— START —

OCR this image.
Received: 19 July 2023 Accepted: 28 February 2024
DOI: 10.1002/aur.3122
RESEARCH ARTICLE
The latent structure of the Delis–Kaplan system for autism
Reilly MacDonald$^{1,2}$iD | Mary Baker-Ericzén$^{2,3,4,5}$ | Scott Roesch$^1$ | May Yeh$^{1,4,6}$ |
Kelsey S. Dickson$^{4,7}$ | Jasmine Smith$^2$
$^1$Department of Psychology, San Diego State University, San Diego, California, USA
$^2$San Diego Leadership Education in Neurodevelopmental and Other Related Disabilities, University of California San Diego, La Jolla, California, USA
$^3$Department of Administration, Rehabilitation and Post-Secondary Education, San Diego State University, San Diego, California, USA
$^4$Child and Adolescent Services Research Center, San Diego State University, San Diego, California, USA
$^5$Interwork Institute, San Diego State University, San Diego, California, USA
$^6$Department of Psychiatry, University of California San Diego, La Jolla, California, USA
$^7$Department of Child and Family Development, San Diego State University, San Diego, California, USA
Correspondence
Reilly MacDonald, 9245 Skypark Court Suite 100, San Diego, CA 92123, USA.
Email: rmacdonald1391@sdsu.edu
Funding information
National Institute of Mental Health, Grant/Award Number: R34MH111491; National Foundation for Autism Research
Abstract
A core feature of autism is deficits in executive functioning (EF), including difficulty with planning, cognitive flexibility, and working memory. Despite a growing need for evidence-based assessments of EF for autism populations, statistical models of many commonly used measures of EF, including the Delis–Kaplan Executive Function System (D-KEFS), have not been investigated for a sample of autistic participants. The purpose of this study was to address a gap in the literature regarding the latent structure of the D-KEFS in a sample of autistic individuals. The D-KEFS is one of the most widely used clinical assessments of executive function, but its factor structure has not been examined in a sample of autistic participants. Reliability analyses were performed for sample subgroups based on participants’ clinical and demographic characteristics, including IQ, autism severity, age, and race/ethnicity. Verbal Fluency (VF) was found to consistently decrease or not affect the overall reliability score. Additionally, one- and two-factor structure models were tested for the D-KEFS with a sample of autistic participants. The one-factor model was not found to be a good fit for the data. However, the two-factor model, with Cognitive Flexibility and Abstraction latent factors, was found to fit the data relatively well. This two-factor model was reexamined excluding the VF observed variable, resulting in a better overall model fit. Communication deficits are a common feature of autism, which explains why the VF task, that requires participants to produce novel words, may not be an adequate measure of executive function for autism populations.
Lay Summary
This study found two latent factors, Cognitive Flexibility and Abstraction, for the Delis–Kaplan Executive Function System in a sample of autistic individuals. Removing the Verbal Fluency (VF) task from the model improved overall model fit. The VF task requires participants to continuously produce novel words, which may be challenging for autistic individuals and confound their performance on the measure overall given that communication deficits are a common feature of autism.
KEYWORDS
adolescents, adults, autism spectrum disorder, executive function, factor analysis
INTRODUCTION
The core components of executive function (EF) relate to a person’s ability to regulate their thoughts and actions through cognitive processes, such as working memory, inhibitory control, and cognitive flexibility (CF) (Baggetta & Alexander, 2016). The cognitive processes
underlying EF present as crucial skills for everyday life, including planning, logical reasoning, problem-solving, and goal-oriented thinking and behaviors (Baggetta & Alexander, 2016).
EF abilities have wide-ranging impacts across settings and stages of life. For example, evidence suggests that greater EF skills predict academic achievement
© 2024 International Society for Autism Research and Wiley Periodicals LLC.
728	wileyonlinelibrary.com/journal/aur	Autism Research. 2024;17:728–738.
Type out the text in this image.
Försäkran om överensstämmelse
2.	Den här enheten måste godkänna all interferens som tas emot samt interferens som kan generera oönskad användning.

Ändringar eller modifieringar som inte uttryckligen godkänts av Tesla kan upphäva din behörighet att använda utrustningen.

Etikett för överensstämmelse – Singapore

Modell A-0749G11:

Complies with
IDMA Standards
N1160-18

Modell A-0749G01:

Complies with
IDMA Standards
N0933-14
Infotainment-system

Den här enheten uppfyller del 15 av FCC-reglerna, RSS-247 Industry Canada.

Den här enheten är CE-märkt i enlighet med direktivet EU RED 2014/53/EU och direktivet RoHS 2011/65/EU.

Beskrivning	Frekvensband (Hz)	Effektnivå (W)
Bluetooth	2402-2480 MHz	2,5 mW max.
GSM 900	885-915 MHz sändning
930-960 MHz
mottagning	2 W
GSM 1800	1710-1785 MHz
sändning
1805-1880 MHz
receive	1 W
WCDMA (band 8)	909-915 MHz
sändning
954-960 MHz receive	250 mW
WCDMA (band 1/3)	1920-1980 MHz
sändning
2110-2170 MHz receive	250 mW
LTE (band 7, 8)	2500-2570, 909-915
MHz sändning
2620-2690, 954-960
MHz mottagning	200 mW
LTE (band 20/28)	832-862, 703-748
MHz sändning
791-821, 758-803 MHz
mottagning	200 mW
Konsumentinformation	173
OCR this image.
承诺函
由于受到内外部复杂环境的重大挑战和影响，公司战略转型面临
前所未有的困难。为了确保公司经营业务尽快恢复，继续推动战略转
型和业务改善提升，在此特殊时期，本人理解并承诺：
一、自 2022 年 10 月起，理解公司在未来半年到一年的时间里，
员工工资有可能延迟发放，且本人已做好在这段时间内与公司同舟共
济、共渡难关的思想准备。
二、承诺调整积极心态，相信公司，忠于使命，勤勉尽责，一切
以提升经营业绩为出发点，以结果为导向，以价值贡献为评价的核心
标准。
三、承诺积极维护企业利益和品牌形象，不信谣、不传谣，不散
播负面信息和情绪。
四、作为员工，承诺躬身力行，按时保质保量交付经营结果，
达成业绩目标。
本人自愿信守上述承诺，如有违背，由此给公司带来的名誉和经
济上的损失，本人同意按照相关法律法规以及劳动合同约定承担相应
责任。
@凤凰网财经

— END —

* **PROBLEM**:
Reproduce each line verbatim.

* **ANSWER TO THE TASK**:
OCR this image.
Received: 19 July 2023 Accepted: 28 February 2024
DOI: 10.1002/aur.3122
RESEARCH ARTICLE
The latent structure of the Delis–Kaplan system for autism
Reilly MacDonald$^{1,2}$iD | Mary Baker-Ericzén$^{2,3,4,5}$ | Scott Roesch$^1$ | May Yeh$^{1,4,6}$ |
Kelsey S. Dickson$^{4,7}$ | Jasmine Smith$^2$
$^1$Department of Psychology, San Diego State University, San Diego, California, USA
$^2$San Diego Leadership Education in Neurodevelopmental and Other Related Disabilities, University of California San Diego, La Jolla, California, USA
$^3$Department of Administration, Rehabilitation and Post-Secondary Education, San Diego State University, San Diego, California, USA
$^4$Child and Adolescent Services Research Center, San Diego State University, San Diego, California, USA
$^5$Interwork Institute, San Diego State University, San Diego, California, USA
$^6$Department of Psychiatry, University of California San Diego, La Jolla, California, USA
$^7$Department of Child and Family Development, San Diego State University, San Diego, California, USA
Correspondence
Reilly MacDonald, 9245 Skypark Court Suite 100, San Diego, CA 92123, USA.
Email: rmacdonald1391@sdsu.edu
Funding information
National Institute of Mental Health, Grant/Award Number: R34MH111491; National Foundation for Autism Research
Abstract
A core feature of autism is deficits in executive functioning (EF), including difficulty with planning, cognitive flexibility, and working memory. Despite a growing need for evidence-based assessments of EF for autism populations, statistical models of many commonly used measures of EF, including the Delis–Kaplan Executive Function System (D-KEFS), have not been investigated for a sample of autistic participants. The purpose of this study was to address a gap in the literature regarding the latent structure of the D-KEFS in a sample of autistic individuals. The D-KEFS is one of the most widely used clinical assessments of executive function, but its factor structure has not been examined in a sample of autistic participants. Reliability analyses were performed for sample subgroups based on participants’ clinical and demographic characteristics, including IQ, autism severity, age, and race/ethnicity. Verbal Fluency (VF) was found to consistently decrease or not affect the overall reliability score. Additionally, one- and two-factor structure models were tested for the D-KEFS with a sample of autistic participants. The one-factor model was not found to be a good fit for the data. However, the two-factor model, with Cognitive Flexibility and Abstraction latent factors, was found to fit the data relatively well. This two-factor model was reexamined excluding the VF observed variable, resulting in a better overall model fit. Communication deficits are a common feature of autism, which explains why the VF task, that requires participants to produce novel words, may not be an adequate measure of executive function for autism populations.
Lay Summary
This study found two latent factors, Cognitive Flexibility and Abstraction, for the Delis–Kaplan Executive Function System in a sample of autistic individuals. Removing the Verbal Fluency (VF) task from the model improved overall model fit. The VF task requires participants to continuously produce novel words, which may be challenging for autistic individuals and confound their performance on the measure overall given that communication deficits are a common feature of autism.
KEYWORDS
adolescents, adults, autism spectrum disorder, executive function, factor analysis
INTRODUCTION
The core components of executive function (EF) relate to a person’s ability to regulate their thoughts and actions through cognitive processes, such as working memory, inhibitory control, and cognitive flexibility (CF) (Baggetta & Alexander, 2016). The cognitive processes
underlying EF present as crucial skills for everyday life, including planning, logical reasoning, problem-solving, and goal-oriented thinking and behaviors (Baggetta & Alexander, 2016).
EF abilities have wide-ranging impacts across settings and stages of life. For example, evidence suggests that greater EF skills predict academic achievement
© 2024 International Society for Autism Research and Wiley Periodicals LLC.
728	wileyonlinelibrary.com/journal/aur	Autism Research. 2024;17:728–738.
Type out the text in this image.
Försäkran om överensstämmelse
2.	Den här enheten måste godkänna all interferens som tas emot samt interferens som kan generera oönskad användning.

Ändringar eller modifieringar som inte uttryckligen godkänts av Tesla kan upphäva din behörighet att använda utrustningen.

Etikett för överensstämmelse – Singapore

Modell A-0749G11:

Complies with
IDMA Standards
N1160-18

Modell A-0749G01:

Complies with
IDMA Standards
N0933-14
Infotainment-system

Den här enheten uppfyller del 15 av FCC-reglerna, RSS-247 Industry Canada.

Den här enheten är CE-märkt i enlighet med direktivet EU RED 2014/53/EU och direktivet RoHS 2011/65/EU.

Beskrivning	Frekvensband (Hz)	Effektnivå (W)
Bluetooth	2402-2480 MHz	2,5 mW max.
GSM 900	885-915 MHz sändning
930-960 MHz
mottagning	2 W
GSM 1800	1710-1785 MHz
sändning
1805-1880 MHz
receive	1 W
WCDMA (band 8)	909-915 MHz
sändning
954-960 MHz receive	250 mW
WCDMA (band 1/3)	1920-1980 MHz
sändning
2110-2170 MHz receive	250 mW
LTE (band 7, 8)	2500-2570, 909-915
MHz sändning
2620-2690, 954-960
MHz mottagning	200 mW
LTE (band 20/28)	832-862, 703-748
MHz sändning
791-821, 758-803 MHz
mottagning	200 mW
Konsumentinformation	173
OCR this image.
承诺函
由于受到内外部复杂环境的重大挑战和影响，公司战略转型面临
前所未有的困难。为了确保公司经营业务尽快恢复，继续推动战略转
型和业务改善提升，在此特殊时期，本人理解并承诺：
一、自 2022 年 10 月起，理解公司在未来半年到一年的时间里，
员工工资有可能延迟发放，且本人已做好在这段时间内与公司同舟共
济、共渡难关的思想准备。
二、承诺调整积极心态，相信公司，忠于使命，勤勉尽责，一切
以提升经营业绩为出发点，以结果为导向，以价值贡献为评价的核心
标准。
三、承诺积极维护企业利益和品牌形象，不信谣、不传谣，不散
播负面信息和情绪。
四、作为员工，承诺躬身力行，按时保质保量交付经营结果，
达成业绩目标。
本人自愿信守上述承诺，如有违背，由此给公司带来的名誉和经
济上的损失，本人同意按照相关法律法规以及劳动合同约定承担相应
责任。
@凤凰网财经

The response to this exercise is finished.